Every line must be returned precisely as it is written.

Raw records
* * *
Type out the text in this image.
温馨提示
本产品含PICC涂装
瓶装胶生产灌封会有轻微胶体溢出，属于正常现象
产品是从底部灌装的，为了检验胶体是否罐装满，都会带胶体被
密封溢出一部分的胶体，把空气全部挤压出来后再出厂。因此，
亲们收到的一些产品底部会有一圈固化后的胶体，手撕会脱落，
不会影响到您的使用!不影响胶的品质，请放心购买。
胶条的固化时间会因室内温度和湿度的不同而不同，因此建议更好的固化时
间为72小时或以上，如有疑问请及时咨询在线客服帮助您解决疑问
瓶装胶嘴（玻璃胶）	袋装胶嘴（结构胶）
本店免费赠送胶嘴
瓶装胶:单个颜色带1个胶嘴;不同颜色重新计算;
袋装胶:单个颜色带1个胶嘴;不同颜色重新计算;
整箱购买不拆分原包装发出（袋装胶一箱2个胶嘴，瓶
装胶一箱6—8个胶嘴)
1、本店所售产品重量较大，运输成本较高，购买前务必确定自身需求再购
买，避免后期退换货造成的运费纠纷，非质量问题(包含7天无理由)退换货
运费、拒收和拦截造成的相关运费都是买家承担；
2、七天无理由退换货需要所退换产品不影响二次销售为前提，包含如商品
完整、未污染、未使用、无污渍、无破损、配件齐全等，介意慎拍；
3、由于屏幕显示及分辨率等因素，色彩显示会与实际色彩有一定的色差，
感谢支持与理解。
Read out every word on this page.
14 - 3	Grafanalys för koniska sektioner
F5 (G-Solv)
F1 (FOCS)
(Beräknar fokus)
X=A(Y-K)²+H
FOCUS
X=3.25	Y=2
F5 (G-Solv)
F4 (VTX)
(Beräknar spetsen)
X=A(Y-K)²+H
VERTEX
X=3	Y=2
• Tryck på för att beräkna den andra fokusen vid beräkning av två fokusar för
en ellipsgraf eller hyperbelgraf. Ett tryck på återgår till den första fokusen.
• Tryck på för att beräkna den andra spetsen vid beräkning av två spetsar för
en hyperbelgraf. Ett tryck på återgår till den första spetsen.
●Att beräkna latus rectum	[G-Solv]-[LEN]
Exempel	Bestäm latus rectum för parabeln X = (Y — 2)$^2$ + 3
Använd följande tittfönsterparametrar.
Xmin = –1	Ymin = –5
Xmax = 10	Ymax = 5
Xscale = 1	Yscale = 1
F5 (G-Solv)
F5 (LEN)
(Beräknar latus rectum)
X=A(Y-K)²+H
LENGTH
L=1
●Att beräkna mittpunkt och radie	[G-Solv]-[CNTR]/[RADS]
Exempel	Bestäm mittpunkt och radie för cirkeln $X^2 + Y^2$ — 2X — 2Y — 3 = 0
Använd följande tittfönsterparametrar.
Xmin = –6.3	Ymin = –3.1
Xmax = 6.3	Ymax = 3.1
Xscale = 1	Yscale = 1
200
* * *
▶ _SOLUTION_
Type out the text in this image.
温馨提示
本产品含PICC涂装
瓶装胶生产灌封会有轻微胶体溢出，属于正常现象
产品是从底部灌装的，为了检验胶体是否罐装满，都会带胶体被
密封溢出一部分的胶体，把空气全部挤压出来后再出厂。因此，
亲们收到的一些产品底部会有一圈固化后的胶体，手撕会脱落，
不会影响到您的使用!不影响胶的品质，请放心购买。
胶条的固化时间会因室内温度和湿度的不同而不同，因此建议更好的固化时
间为72小时或以上，如有疑问请及时咨询在线客服帮助您解决疑问
瓶装胶嘴（玻璃胶）	袋装胶嘴（结构胶）
本店免费赠送胶嘴
瓶装胶:单个颜色带1个胶嘴;不同颜色重新计算;
袋装胶:单个颜色带1个胶嘴;不同颜色重新计算;
整箱购买不拆分原包装发出（袋装胶一箱2个胶嘴，瓶
装胶一箱6—8个胶嘴)
1、本店所售产品重量较大，运输成本较高，购买前务必确定自身需求再购
买，避免后期退换货造成的运费纠纷，非质量问题(包含7天无理由)退换货
运费、拒收和拦截造成的相关运费都是买家承担；
2、七天无理由退换货需要所退换产品不影响二次销售为前提，包含如商品
完整、未污染、未使用、无污渍、无破损、配件齐全等，介意慎拍；
3、由于屏幕显示及分辨率等因素，色彩显示会与实际色彩有一定的色差，
感谢支持与理解。
Read out every word on this page.
14 - 3	Grafanalys för koniska sektioner
F5 (G-Solv)
F1 (FOCS)
(Beräknar fokus)
X=A(Y-K)²+H
FOCUS
X=3.25	Y=2
F5 (G-Solv)
F4 (VTX)
(Beräknar spetsen)
X=A(Y-K)²+H
VERTEX
X=3	Y=2
• Tryck på för att beräkna den andra fokusen vid beräkning av två fokusar för
en ellipsgraf eller hyperbelgraf. Ett tryck på återgår till den första fokusen.
• Tryck på för att beräkna den andra spetsen vid beräkning av två spetsar för
en hyperbelgraf. Ett tryck på återgår till den första spetsen.
●Att beräkna latus rectum	[G-Solv]-[LEN]
Exempel	Bestäm latus rectum för parabeln X = (Y — 2)$^2$ + 3
Använd följande tittfönsterparametrar.
Xmin = –1	Ymin = –5
Xmax = 10	Ymax = 5
Xscale = 1	Yscale = 1
F5 (G-Solv)
F5 (LEN)
(Beräknar latus rectum)
X=A(Y-K)²+H
LENGTH
L=1
●Att beräkna mittpunkt och radie	[G-Solv]-[CNTR]/[RADS]
Exempel	Bestäm mittpunkt och radie för cirkeln $X^2 + Y^2$ — 2X — 2Y — 3 = 0
Använd följande tittfönsterparametrar.
Xmin = –6.3	Ymin = –3.1
Xmax = 6.3	Ymax = 3.1
Xscale = 1	Yscale = 1
200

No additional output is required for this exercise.